Data lines:
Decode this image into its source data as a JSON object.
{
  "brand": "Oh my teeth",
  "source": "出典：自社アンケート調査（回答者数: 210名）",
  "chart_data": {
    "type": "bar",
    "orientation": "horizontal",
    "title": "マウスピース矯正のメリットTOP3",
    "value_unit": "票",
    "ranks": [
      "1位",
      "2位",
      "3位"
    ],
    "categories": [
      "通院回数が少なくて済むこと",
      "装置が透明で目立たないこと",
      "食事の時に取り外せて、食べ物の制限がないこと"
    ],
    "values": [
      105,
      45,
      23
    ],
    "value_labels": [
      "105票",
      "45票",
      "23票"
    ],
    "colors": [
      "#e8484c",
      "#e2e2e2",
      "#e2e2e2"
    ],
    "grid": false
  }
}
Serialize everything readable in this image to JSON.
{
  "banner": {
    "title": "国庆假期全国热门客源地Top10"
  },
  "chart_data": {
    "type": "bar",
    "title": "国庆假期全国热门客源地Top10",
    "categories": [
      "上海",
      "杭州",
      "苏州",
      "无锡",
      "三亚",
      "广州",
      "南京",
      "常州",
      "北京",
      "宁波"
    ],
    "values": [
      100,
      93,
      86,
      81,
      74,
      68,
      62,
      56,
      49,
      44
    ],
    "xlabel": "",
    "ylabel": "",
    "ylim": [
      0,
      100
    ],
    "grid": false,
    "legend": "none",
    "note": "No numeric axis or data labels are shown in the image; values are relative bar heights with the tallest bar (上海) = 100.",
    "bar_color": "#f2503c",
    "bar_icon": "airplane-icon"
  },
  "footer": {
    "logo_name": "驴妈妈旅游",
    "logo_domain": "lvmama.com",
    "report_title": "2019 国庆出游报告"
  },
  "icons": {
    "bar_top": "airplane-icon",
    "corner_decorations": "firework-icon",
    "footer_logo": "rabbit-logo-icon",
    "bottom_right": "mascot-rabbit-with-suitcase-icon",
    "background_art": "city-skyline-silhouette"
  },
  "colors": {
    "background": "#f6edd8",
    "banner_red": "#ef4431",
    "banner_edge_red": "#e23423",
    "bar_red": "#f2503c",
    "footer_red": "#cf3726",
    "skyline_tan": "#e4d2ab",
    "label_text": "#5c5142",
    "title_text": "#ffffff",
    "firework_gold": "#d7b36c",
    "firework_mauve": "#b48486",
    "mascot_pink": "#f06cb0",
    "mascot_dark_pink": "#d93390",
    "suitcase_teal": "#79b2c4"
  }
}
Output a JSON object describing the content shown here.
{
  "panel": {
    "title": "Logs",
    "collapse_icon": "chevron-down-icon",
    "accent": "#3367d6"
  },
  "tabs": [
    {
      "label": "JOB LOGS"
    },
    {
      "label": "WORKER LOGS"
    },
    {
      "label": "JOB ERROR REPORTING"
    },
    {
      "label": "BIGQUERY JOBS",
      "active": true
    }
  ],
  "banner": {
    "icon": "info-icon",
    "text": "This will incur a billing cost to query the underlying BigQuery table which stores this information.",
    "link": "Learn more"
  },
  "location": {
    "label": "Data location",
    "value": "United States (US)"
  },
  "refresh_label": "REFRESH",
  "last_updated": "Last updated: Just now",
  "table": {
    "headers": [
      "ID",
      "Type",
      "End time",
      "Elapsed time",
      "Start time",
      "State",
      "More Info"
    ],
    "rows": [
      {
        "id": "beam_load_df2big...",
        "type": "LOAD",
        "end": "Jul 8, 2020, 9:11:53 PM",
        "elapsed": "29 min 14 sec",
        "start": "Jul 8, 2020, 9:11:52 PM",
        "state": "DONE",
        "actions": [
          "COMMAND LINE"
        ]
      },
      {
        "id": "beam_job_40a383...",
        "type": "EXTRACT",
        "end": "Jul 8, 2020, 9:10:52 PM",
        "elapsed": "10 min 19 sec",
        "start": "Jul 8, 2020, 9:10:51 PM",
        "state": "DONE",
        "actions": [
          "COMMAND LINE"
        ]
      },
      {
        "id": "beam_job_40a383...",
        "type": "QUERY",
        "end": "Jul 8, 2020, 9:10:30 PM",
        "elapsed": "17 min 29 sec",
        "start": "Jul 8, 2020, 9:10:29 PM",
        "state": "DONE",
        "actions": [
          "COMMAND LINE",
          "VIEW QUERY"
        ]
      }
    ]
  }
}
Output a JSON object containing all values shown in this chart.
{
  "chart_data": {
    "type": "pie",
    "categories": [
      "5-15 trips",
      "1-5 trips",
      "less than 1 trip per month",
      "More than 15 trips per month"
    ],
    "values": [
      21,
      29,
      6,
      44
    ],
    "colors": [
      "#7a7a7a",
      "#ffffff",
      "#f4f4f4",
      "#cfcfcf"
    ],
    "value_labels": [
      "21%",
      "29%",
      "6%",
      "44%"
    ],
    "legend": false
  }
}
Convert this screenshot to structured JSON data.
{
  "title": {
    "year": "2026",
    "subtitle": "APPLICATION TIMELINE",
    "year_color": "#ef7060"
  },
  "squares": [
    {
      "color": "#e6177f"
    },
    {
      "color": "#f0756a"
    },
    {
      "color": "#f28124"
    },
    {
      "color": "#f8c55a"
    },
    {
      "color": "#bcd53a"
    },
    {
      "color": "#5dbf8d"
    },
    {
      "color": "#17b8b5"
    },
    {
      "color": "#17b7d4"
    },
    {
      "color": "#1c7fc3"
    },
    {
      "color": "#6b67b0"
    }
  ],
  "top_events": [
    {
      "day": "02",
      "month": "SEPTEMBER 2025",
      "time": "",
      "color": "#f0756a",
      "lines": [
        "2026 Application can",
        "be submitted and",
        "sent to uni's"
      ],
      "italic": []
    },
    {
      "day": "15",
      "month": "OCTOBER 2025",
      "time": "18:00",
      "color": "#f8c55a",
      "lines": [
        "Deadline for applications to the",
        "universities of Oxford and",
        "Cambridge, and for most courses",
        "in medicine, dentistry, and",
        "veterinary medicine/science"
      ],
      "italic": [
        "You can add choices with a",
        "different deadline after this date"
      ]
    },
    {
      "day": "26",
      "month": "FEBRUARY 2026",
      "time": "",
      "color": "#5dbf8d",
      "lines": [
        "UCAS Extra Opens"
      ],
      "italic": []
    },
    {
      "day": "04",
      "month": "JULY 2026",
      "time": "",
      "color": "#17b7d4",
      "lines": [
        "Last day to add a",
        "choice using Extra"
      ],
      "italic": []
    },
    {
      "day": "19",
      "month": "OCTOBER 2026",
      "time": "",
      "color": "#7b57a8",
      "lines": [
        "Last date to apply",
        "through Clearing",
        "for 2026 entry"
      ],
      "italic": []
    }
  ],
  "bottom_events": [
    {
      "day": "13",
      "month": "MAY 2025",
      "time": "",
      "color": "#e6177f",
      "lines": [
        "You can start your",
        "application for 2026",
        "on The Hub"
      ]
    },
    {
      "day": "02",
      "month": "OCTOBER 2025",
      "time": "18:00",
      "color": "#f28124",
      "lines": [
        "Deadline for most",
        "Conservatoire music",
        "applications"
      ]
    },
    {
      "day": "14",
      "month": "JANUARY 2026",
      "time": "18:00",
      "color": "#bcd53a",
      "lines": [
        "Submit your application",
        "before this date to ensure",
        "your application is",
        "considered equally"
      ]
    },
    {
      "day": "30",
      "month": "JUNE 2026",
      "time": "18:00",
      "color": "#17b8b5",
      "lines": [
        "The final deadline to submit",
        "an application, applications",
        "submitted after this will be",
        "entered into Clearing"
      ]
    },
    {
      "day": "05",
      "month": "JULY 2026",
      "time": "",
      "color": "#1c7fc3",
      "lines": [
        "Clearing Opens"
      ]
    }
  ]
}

Task to carry out: Show the lines of the records that contain the word "your".

Response:
        "You can start your",
        "Submit your application",
        "your application is",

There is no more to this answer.